:: Source material ::

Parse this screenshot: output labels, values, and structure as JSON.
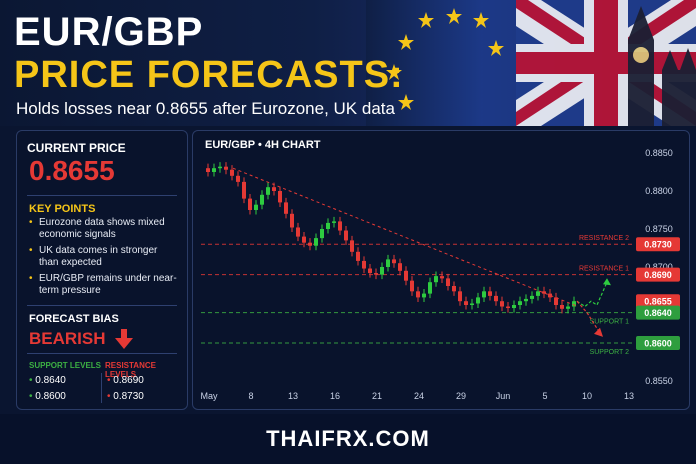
{
  "header": {
    "title_line1": "EUR/GBP",
    "title_line2": "PRICE FORECASTS:",
    "subtitle": "Holds losses near 0.8655 after Eurozone, UK data"
  },
  "sidebar": {
    "current_price_label": "CURRENT PRICE",
    "current_price": "0.8655",
    "key_points_title": "KEY POINTS",
    "key_points": [
      "Eurozone data shows mixed economic signals",
      "UK data comes in stronger than expected",
      "EUR/GBP remains under near-term pressure"
    ],
    "forecast_bias_label": "FORECAST BIAS",
    "forecast_bias": "BEARISH",
    "support_title": "SUPPORT LEVELS",
    "support_levels": [
      "0.8640",
      "0.8600"
    ],
    "resistance_title": "RESISTANCE LEVELS",
    "resistance_levels": [
      "0.8690",
      "0.8730"
    ]
  },
  "chart": {
    "title": "EUR/GBP • 4H CHART"
  },
  "chart_data": {
    "type": "line",
    "title": "EUR/GBP • 4H CHART",
    "x_tick_labels": [
      "May",
      "8",
      "13",
      "16",
      "21",
      "24",
      "29",
      "Jun",
      "5",
      "10",
      "13"
    ],
    "y_tick_labels": [
      "0.8850",
      "0.8800",
      "0.8750",
      "0.8700",
      "0.8650",
      "0.8600",
      "0.8550"
    ],
    "ylim": [
      0.855,
      0.885
    ],
    "series": [
      {
        "type": "candlestick",
        "close": [
          0.8825,
          0.883,
          0.8832,
          0.8828,
          0.882,
          0.8812,
          0.879,
          0.8775,
          0.8782,
          0.8795,
          0.8805,
          0.88,
          0.8785,
          0.877,
          0.8752,
          0.874,
          0.8732,
          0.8728,
          0.8738,
          0.875,
          0.8758,
          0.876,
          0.8748,
          0.8735,
          0.872,
          0.8708,
          0.8698,
          0.8692,
          0.869,
          0.87,
          0.871,
          0.8705,
          0.8695,
          0.8682,
          0.8668,
          0.866,
          0.8665,
          0.868,
          0.8688,
          0.8685,
          0.8675,
          0.8668,
          0.8655,
          0.865,
          0.8652,
          0.866,
          0.8668,
          0.8662,
          0.8655,
          0.8648,
          0.8646,
          0.865,
          0.8655,
          0.8658,
          0.8662,
          0.8668,
          0.8665,
          0.866,
          0.865,
          0.8645,
          0.8648,
          0.8655
        ]
      }
    ],
    "resistance_lines": [
      {
        "label": "RESISTANCE 2",
        "value": 0.873
      },
      {
        "label": "RESISTANCE 1",
        "value": 0.869
      }
    ],
    "support_lines": [
      {
        "label": "SUPPORT 1",
        "value": 0.864
      },
      {
        "label": "SUPPORT 2",
        "value": 0.86
      }
    ],
    "current_price_tag": {
      "value": 0.8655,
      "label": "0.8655"
    },
    "level_tags": [
      {
        "label": "0.8730",
        "value": 0.873,
        "color": "#e53935"
      },
      {
        "label": "0.8690",
        "value": 0.869,
        "color": "#e53935"
      },
      {
        "label": "0.8655",
        "value": 0.8655,
        "color": "#e53935"
      },
      {
        "label": "0.8640",
        "value": 0.864,
        "color": "#2e9e3e"
      },
      {
        "label": "0.8600",
        "value": 0.86,
        "color": "#2e9e3e"
      }
    ],
    "grid": false,
    "colors": {
      "up": "#2ecc40",
      "down": "#e53935",
      "resistance": "#e53935",
      "support": "#3cb043"
    }
  },
  "footer": {
    "brand": "THAIFRX.COM"
  }
}
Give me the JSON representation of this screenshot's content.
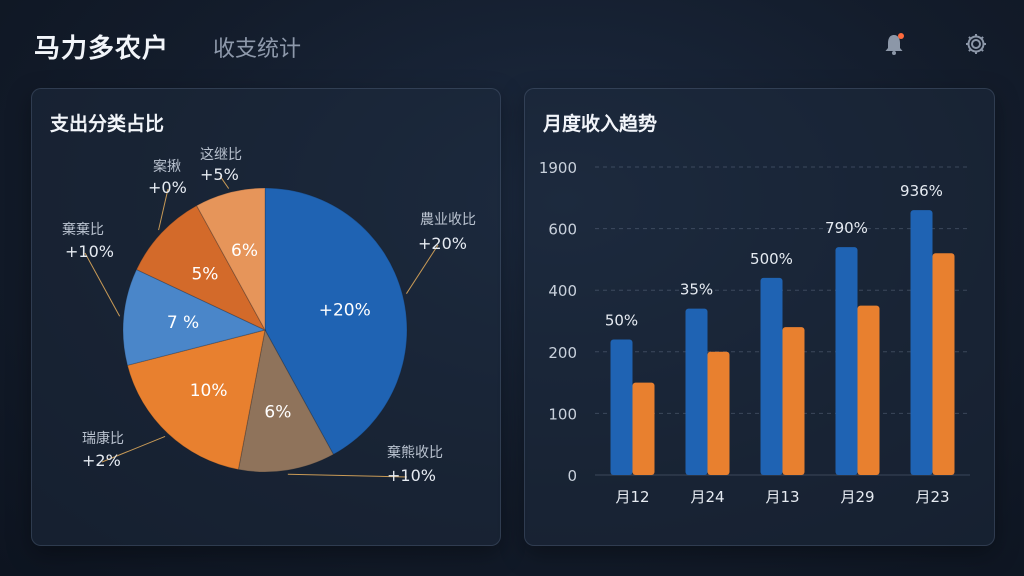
{
  "header": {
    "app_title": "马力多农户",
    "page_subtitle": "收支统计",
    "bell_icon": "bell-icon",
    "settings_icon": "gear-icon",
    "notification_dot_color": "#ff6a3d"
  },
  "colors": {
    "blue": "#1f63b3",
    "orange": "#e8802f",
    "light_blue": "#4a86c9",
    "light_orange": "#e6955a",
    "deep_orange": "#d36a2a",
    "brown": "#8f735b"
  },
  "pie_panel": {
    "title": "支出分类占比"
  },
  "bar_panel": {
    "title": "月度收入趋势"
  },
  "chart_data": [
    {
      "type": "pie",
      "title": "支出分类占比",
      "slices": [
        {
          "inner_label": "+20%",
          "value": 42,
          "color": "#1f63b3",
          "callout_name": "農业收比",
          "callout_value": "+20%"
        },
        {
          "inner_label": "6%",
          "value": 11,
          "color": "#8f735b",
          "callout_name": "棄熊收比",
          "callout_value": "+10%"
        },
        {
          "inner_label": "10%",
          "value": 18,
          "color": "#e8802f",
          "callout_name": "瑞康比",
          "callout_value": "+2%"
        },
        {
          "inner_label": "7 %",
          "value": 11,
          "color": "#4a86c9",
          "callout_name": "棄棄比",
          "callout_value": "+10%"
        },
        {
          "inner_label": "5%",
          "value": 10,
          "color": "#d36a2a",
          "callout_name": "案揪",
          "callout_value": "+0%"
        },
        {
          "inner_label": "6%",
          "value": 8,
          "color": "#e6955a",
          "callout_name": "这继比",
          "callout_value": "+5%"
        }
      ]
    },
    {
      "type": "bar",
      "title": "月度收入趋势",
      "categories": [
        "月12",
        "月24",
        "月13",
        "月29",
        "月23"
      ],
      "yticks": [
        "0",
        "100",
        "200",
        "400",
        "600",
        "1900"
      ],
      "series": [
        {
          "values": [
            220,
            270,
            320,
            370,
            430
          ],
          "color": "#1f63b3",
          "labels": [
            "50%",
            "35%",
            "500%",
            "790%",
            "936%"
          ]
        },
        {
          "values": [
            150,
            200,
            240,
            275,
            360
          ],
          "color": "#e8802f"
        }
      ]
    }
  ]
}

:::

## To do
Repeat the material verbatim. Do not carry over any picture.

## Reply
Parse this screenshot: output labels, values, and structure as JSON.
{
  "header": {
    "title_line1": "EUR/GBP",
    "title_line2": "PRICE FORECASTS:",
    "subtitle": "Holds losses near 0.8655 after Eurozone, UK data"
  },
  "sidebar": {
    "current_price_label": "CURRENT PRICE",
    "current_price": "0.8655",
    "key_points_title": "KEY POINTS",
    "key_points": [
      "Eurozone data shows mixed economic signals",
      "UK data comes in stronger than expected",
      "EUR/GBP remains under near-term pressure"
    ],
    "forecast_bias_label": "FORECAST BIAS",
    "forecast_bias": "BEARISH",
    "support_title": "SUPPORT LEVELS",
    "support_levels": [
      "0.8640",
      "0.8600"
    ],
    "resistance_title": "RESISTANCE LEVELS",
    "resistance_levels": [
      "0.8690",
      "0.8730"
    ]
  },
  "chart": {
    "title": "EUR/GBP • 4H CHART"
  },
  "chart_data": {
    "type": "line",
    "title": "EUR/GBP • 4H CHART",
    "x_tick_labels": [
      "May",
      "8",
      "13",
      "16",
      "21",
      "24",
      "29",
      "Jun",
      "5",
      "10",
      "13"
    ],
    "y_tick_labels": [
      "0.8850",
      "0.8800",
      "0.8750",
      "0.8700",
      "0.8650",
      "0.8600",
      "0.8550"
    ],
    "ylim": [
      0.855,
      0.885
    ],
    "series": [
      {
        "type": "candlestick",
        "close": [
          0.8825,
          0.883,
          0.8832,
          0.8828,
          0.882,
          0.8812,
          0.879,
          0.8775,
          0.8782,
          0.8795,
          0.8805,
          0.88,
          0.8785,
          0.877,
          0.8752,
          0.874,
          0.8732,
          0.8728,
          0.8738,
          0.875,
          0.8758,
          0.876,
          0.8748,
          0.8735,
          0.872,
          0.8708,
          0.8698,
          0.8692,
          0.869,
          0.87,
          0.871,
          0.8705,
          0.8695,
          0.8682,
          0.8668,
          0.866,
          0.8665,
          0.868,
          0.8688,
          0.8685,
          0.8675,
          0.8668,
          0.8655,
          0.865,
          0.8652,
          0.866,
          0.8668,
          0.8662,
          0.8655,
          0.8648,
          0.8646,
          0.865,
          0.8655,
          0.8658,
          0.8662,
          0.8668,
          0.8665,
          0.866,
          0.865,
          0.8645,
          0.8648,
          0.8655
        ]
      }
    ],
    "resistance_lines": [
      {
        "label": "RESISTANCE 2",
        "value": 0.873
      },
      {
        "label": "RESISTANCE 1",
        "value": 0.869
      }
    ],
    "support_lines": [
      {
        "label": "SUPPORT 1",
        "value": 0.864
      },
      {
        "label": "SUPPORT 2",
        "value": 0.86
      }
    ],
    "current_price_tag": {
      "value": 0.8655,
      "label": "0.8655"
    },
    "level_tags": [
      {
        "label": "0.8730",
        "value": 0.873,
        "color": "#e53935"
      },
      {
        "label": "0.8690",
        "value": 0.869,
        "color": "#e53935"
      },
      {
        "label": "0.8655",
        "value": 0.8655,
        "color": "#e53935"
      },
      {
        "label": "0.8640",
        "value": 0.864,
        "color": "#2e9e3e"
      },
      {
        "label": "0.8600",
        "value": 0.86,
        "color": "#2e9e3e"
      }
    ],
    "grid": false,
    "colors": {
      "up": "#2ecc40",
      "down": "#e53935",
      "resistance": "#e53935",
      "support": "#3cb043"
    }
  },
  "footer": {
    "brand": "THAIFRX.COM"
  }
}
Give me the JSON representation of this screenshot's content.
{
  "header": {
    "app_title": "马力多农户",
    "page_subtitle": "收支统计",
    "bell_icon": "bell-icon",
    "settings_icon": "gear-icon",
    "notification_dot_color": "#ff6a3d"
  },
  "colors": {
    "blue": "#1f63b3",
    "orange": "#e8802f",
    "light_blue": "#4a86c9",
    "light_orange": "#e6955a",
    "deep_orange": "#d36a2a",
    "brown": "#8f735b"
  },
  "pie_panel": {
    "title": "支出分类占比"
  },
  "bar_panel": {
    "title": "月度收入趋势"
  },
  "chart_data": [
    {
      "type": "pie",
      "title": "支出分类占比",
      "slices": [
        {
          "inner_label": "+20%",
          "value": 42,
          "color": "#1f63b3",
          "callout_name": "農业收比",
          "callout_value": "+20%"
        },
        {
          "inner_label": "6%",
          "value": 11,
          "color": "#8f735b",
          "callout_name": "棄熊收比",
          "callout_value": "+10%"
        },
        {
          "inner_label": "10%",
          "value": 18,
          "color": "#e8802f",
          "callout_name": "瑞康比",
          "callout_value": "+2%"
        },
        {
          "inner_label": "7 %",
          "value": 11,
          "color": "#4a86c9",
          "callout_name": "棄棄比",
          "callout_value": "+10%"
        },
        {
          "inner_label": "5%",
          "value": 10,
          "color": "#d36a2a",
          "callout_name": "案揪",
          "callout_value": "+0%"
        },
        {
          "inner_label": "6%",
          "value": 8,
          "color": "#e6955a",
          "callout_name": "这继比",
          "callout_value": "+5%"
        }
      ]
    },
    {
      "type": "bar",
      "title": "月度收入趋势",
      "categories": [
        "月12",
        "月24",
        "月13",
        "月29",
        "月23"
      ],
      "yticks": [
        "0",
        "100",
        "200",
        "400",
        "600",
        "1900"
      ],
      "series": [
        {
          "values": [
            220,
            270,
            320,
            370,
            430
          ],
          "color": "#1f63b3",
          "labels": [
            "50%",
            "35%",
            "500%",
            "790%",
            "936%"
          ]
        },
        {
          "values": [
            150,
            200,
            240,
            275,
            360
          ],
          "color": "#e8802f"
        }
      ]
    }
  ]
}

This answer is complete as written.